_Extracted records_
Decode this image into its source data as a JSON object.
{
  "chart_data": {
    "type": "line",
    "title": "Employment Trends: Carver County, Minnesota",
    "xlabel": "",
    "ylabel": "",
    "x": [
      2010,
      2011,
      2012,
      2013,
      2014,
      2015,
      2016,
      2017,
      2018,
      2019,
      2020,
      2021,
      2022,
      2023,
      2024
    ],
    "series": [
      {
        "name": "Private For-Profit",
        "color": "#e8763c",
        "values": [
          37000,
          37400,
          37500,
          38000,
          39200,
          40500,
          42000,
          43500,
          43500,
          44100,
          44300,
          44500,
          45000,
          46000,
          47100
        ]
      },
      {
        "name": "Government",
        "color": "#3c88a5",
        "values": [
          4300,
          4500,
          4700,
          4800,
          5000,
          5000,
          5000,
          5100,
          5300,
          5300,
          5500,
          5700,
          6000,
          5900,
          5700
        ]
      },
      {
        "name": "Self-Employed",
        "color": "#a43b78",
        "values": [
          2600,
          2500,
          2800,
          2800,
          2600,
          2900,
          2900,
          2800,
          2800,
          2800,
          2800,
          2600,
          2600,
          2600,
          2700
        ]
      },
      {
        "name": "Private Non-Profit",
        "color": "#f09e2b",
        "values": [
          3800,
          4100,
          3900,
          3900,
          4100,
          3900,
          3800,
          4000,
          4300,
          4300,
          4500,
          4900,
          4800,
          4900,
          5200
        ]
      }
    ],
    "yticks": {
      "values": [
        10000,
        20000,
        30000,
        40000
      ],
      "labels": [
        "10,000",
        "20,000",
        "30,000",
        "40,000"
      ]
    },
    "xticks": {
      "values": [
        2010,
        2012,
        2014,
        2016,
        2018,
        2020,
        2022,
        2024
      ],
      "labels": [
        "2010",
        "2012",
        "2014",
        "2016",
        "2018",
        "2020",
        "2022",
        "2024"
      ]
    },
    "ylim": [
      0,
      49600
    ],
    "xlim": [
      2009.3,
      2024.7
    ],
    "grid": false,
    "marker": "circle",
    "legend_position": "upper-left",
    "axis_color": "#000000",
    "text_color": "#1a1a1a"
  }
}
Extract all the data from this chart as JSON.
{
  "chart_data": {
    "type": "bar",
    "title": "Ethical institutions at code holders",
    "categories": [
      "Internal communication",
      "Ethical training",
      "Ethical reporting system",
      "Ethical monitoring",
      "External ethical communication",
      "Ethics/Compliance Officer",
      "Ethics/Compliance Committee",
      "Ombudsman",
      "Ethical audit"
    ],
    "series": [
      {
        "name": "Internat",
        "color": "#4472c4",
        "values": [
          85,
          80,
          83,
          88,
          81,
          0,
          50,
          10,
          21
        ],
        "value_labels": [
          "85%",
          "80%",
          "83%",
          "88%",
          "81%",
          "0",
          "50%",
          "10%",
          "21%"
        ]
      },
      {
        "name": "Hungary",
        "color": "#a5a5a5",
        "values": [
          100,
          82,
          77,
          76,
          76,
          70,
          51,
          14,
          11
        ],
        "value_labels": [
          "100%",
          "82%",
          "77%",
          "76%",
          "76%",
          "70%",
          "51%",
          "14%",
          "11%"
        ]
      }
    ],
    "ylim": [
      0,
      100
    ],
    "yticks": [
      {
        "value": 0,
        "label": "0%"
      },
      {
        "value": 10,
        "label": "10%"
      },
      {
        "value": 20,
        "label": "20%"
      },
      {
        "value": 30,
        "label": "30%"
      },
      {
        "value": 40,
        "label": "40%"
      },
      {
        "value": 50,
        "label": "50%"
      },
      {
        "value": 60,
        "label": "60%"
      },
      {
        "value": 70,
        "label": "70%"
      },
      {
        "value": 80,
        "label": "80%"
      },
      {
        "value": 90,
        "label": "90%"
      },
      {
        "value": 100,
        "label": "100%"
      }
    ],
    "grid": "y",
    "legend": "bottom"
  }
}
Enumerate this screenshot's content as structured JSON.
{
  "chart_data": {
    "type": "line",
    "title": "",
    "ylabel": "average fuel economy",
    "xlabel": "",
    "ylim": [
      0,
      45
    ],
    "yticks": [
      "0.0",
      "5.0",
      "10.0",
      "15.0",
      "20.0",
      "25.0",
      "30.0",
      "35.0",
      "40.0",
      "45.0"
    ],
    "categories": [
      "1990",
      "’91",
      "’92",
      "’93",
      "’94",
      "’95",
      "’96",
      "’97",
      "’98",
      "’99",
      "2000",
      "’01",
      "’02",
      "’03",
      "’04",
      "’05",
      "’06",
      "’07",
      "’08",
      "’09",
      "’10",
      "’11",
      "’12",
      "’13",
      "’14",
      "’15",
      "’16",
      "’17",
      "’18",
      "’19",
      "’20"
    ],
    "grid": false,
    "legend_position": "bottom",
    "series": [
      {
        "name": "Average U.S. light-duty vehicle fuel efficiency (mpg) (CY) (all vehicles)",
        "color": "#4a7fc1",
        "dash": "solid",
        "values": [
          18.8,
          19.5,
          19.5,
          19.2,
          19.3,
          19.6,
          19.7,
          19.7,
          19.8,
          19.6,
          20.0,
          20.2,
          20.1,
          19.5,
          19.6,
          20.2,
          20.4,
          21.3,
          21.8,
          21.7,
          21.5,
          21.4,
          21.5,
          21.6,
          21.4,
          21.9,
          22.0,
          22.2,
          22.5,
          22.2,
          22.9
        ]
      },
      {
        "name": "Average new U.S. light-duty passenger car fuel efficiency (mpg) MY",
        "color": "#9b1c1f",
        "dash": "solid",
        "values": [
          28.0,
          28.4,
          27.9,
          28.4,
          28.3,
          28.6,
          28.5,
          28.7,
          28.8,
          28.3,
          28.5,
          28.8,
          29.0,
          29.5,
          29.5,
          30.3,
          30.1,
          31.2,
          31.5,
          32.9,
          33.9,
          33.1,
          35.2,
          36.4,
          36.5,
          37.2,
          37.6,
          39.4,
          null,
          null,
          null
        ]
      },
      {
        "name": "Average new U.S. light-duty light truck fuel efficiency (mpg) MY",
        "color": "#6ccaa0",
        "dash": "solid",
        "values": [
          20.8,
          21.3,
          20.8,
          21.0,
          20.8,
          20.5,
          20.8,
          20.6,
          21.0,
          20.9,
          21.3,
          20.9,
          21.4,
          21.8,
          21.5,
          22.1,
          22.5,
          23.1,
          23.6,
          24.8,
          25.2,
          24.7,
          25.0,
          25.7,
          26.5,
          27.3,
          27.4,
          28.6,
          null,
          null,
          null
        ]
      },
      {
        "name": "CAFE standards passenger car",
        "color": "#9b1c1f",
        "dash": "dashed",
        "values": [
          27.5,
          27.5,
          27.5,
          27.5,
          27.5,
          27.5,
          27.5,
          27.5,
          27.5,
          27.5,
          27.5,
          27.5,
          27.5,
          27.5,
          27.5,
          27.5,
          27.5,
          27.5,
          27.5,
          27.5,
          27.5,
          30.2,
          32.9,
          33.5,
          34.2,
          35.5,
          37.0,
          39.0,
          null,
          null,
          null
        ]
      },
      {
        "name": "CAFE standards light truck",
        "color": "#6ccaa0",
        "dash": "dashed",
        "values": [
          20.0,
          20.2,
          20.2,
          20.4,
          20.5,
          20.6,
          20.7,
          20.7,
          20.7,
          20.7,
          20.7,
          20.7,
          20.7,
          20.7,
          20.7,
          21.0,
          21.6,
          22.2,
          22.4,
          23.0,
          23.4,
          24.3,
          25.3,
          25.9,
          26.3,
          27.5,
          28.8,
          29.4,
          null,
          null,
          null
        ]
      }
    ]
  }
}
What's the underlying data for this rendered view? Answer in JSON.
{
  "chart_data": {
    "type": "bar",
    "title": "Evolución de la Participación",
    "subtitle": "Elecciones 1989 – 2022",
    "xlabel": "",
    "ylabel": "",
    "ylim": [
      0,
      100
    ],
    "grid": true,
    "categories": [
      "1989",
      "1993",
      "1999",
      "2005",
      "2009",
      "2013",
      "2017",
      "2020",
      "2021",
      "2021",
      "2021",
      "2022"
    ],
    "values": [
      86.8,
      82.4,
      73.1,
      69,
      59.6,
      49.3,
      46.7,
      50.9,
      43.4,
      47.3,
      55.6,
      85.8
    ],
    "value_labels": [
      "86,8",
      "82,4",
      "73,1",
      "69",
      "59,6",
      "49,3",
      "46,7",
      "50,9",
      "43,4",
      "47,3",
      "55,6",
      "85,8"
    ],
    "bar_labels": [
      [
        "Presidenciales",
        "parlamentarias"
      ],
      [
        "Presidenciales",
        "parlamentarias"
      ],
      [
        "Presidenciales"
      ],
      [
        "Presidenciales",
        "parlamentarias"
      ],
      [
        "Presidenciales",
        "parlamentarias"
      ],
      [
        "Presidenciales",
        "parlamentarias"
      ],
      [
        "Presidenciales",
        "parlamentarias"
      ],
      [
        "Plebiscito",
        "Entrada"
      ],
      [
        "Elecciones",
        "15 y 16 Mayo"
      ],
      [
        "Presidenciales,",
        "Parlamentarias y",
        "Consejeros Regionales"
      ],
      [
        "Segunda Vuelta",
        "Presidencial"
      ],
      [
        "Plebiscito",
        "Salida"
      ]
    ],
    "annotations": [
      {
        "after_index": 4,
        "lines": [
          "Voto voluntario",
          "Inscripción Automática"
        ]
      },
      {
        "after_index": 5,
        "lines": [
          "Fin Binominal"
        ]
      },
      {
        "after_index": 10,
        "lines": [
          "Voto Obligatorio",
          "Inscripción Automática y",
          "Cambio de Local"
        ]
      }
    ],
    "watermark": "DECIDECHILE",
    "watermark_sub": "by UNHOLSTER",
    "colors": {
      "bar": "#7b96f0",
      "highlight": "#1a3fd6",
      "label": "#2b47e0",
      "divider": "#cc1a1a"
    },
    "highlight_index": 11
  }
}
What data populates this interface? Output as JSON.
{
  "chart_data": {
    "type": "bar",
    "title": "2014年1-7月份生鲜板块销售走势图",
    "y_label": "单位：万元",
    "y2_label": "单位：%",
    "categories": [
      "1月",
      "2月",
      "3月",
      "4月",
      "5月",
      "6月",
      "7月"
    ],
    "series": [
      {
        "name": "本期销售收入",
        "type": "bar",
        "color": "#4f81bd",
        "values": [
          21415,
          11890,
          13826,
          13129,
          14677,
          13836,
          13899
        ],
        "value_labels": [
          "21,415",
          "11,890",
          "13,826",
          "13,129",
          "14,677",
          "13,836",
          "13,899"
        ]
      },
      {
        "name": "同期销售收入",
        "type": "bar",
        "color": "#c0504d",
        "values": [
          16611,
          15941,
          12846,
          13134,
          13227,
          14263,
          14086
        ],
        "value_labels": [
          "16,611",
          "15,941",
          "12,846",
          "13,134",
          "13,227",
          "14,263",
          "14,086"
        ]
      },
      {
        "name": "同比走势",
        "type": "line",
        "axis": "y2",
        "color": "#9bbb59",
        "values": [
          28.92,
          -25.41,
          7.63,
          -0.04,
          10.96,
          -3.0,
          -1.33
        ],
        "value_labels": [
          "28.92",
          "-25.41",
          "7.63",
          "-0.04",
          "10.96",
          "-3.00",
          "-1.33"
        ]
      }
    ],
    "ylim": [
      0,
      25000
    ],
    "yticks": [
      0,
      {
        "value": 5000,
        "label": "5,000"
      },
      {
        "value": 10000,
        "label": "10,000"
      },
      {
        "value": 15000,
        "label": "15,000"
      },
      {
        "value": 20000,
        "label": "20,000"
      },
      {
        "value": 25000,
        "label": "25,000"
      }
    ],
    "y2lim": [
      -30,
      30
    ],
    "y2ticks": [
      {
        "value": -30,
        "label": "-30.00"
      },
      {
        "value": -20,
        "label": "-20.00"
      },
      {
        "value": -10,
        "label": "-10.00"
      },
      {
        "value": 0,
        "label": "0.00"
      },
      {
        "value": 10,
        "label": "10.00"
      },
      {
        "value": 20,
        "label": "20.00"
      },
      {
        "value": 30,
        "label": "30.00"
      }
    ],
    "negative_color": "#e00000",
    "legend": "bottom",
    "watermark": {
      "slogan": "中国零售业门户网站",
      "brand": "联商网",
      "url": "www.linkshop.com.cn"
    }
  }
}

_REQUIRED WORK_
Copy out every line from the records that has the word "Compliance".

_CORRECT OUTPUT_
      "Ethics/Compliance Officer",
      "Ethics/Compliance Committee",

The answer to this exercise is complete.